▶ Exercise directions
Check each line of the listing, and copy it if it contains the word "EURUSD".

(Rows from a dataset)
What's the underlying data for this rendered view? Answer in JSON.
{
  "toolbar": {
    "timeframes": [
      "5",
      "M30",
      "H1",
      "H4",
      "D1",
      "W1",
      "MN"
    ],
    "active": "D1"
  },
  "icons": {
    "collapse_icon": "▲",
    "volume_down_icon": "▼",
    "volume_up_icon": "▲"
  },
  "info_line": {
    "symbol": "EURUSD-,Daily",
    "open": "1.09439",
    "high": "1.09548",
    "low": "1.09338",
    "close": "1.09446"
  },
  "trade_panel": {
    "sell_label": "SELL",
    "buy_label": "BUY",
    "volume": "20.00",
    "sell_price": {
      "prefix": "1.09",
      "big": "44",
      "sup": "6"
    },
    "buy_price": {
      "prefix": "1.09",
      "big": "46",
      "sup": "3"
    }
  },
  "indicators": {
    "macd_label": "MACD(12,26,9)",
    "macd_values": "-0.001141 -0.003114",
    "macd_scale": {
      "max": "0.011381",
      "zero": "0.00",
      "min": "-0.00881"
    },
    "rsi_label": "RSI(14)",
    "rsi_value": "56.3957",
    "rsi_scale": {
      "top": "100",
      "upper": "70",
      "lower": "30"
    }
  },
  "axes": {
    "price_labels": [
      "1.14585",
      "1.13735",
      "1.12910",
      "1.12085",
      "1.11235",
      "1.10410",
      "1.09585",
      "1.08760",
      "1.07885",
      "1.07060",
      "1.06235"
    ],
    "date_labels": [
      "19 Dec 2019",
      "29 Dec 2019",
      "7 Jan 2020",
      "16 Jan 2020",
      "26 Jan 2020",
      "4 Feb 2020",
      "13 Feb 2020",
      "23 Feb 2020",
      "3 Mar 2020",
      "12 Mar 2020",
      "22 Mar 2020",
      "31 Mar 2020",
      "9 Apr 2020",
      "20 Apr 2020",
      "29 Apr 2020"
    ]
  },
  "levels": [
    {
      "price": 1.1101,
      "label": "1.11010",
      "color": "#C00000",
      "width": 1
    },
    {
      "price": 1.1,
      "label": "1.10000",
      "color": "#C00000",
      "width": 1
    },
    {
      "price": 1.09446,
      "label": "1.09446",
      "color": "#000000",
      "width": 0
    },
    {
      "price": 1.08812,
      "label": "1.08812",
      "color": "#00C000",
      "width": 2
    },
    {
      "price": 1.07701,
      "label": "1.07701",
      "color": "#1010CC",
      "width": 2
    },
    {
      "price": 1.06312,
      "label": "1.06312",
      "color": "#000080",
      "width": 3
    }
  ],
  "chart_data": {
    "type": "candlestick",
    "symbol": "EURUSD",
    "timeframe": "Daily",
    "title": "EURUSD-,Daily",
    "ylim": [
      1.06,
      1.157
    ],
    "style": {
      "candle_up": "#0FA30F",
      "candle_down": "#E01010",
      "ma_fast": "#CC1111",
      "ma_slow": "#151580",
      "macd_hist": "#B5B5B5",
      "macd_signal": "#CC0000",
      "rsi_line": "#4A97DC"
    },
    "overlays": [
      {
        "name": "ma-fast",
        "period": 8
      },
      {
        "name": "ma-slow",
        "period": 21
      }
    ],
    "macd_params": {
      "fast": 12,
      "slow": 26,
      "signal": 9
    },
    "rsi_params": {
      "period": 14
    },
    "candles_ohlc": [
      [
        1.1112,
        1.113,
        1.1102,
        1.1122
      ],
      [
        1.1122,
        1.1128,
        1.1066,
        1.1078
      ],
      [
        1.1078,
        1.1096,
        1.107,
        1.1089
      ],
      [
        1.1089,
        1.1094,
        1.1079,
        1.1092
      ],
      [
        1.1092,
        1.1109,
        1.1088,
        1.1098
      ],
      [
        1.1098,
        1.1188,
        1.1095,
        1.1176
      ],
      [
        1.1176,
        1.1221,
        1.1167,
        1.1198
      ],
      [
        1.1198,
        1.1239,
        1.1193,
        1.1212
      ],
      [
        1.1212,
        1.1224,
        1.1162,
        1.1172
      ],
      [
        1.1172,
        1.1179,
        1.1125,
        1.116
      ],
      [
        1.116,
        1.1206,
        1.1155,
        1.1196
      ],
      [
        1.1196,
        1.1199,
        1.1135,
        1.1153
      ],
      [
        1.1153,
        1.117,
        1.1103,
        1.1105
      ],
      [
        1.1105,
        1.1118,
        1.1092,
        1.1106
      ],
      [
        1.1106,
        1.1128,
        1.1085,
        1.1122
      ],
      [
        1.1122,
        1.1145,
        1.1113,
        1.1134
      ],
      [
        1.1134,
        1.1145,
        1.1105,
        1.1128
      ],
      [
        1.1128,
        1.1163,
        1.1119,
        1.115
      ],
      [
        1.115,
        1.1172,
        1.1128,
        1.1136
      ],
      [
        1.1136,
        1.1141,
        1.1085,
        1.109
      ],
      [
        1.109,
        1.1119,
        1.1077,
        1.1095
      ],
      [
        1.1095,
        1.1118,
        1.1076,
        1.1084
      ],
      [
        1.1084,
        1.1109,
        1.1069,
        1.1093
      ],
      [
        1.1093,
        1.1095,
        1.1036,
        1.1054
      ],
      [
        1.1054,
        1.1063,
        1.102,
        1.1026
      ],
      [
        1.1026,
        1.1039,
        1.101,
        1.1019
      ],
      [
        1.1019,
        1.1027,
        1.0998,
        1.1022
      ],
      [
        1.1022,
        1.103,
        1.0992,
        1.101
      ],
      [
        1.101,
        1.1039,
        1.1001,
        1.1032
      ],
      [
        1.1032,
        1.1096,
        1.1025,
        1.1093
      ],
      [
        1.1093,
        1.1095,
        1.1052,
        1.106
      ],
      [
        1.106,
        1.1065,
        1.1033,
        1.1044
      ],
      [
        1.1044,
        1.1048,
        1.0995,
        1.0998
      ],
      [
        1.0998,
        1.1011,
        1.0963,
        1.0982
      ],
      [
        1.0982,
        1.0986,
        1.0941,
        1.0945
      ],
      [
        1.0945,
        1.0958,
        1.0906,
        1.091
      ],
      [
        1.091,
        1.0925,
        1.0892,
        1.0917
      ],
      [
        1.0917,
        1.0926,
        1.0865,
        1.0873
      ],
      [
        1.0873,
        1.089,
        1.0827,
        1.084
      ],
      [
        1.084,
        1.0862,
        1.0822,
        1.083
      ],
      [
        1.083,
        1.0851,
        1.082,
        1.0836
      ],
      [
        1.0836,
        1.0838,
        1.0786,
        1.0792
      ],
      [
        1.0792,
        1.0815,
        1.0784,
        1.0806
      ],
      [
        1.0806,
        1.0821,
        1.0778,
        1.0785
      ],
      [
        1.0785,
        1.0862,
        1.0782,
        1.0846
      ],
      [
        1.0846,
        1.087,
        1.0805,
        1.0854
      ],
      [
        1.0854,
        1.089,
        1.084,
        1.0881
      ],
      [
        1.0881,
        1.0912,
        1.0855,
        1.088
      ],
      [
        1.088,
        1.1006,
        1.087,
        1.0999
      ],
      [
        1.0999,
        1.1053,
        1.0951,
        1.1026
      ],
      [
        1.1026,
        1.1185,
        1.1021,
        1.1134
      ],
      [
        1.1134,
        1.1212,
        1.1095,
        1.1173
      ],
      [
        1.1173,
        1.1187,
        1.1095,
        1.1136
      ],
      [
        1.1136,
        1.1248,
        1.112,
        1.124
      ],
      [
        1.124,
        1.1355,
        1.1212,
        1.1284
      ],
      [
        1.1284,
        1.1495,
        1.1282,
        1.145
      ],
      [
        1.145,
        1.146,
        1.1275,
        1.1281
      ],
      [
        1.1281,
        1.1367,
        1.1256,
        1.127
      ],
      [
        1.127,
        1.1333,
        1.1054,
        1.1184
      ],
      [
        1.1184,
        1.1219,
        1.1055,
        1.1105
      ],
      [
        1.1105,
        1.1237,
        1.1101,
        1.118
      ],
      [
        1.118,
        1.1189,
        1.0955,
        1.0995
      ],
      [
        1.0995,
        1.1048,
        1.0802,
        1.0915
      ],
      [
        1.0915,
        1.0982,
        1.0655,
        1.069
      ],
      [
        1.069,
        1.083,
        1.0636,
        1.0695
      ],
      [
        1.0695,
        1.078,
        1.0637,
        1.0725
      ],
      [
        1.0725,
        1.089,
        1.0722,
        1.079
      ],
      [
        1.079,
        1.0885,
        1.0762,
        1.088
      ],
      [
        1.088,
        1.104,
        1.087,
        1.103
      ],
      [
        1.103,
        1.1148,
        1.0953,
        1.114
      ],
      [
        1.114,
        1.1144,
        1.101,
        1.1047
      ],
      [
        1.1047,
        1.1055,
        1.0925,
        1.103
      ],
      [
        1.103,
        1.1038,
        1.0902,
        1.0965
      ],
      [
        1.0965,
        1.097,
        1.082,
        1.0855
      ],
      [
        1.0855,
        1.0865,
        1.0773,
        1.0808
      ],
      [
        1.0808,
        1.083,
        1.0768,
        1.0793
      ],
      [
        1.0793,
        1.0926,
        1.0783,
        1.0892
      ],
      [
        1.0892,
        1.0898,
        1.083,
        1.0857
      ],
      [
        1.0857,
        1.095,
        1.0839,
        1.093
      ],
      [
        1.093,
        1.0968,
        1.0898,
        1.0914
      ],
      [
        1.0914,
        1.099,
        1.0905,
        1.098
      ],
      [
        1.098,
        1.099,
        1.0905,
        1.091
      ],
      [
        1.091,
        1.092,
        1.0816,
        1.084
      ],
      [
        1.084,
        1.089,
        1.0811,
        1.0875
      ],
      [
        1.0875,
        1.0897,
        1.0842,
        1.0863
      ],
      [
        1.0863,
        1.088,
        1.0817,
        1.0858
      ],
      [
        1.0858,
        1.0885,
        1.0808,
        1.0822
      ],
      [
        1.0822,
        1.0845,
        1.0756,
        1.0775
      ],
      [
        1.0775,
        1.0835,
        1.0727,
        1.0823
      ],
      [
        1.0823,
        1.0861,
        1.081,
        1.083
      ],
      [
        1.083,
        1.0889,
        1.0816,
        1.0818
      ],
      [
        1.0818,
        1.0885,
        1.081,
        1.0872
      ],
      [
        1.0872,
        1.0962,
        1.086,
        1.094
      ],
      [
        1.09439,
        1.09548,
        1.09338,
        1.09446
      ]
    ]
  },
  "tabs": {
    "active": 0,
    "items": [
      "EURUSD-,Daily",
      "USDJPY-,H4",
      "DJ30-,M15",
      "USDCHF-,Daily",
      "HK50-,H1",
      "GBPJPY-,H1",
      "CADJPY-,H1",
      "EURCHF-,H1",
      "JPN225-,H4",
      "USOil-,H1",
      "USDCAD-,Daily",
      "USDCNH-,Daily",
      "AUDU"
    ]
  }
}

▶ In response
    "symbol": "EURUSD-,Daily",
    "symbol": "EURUSD",
    "title": "EURUSD-,Daily",
      "EURUSD-,Daily",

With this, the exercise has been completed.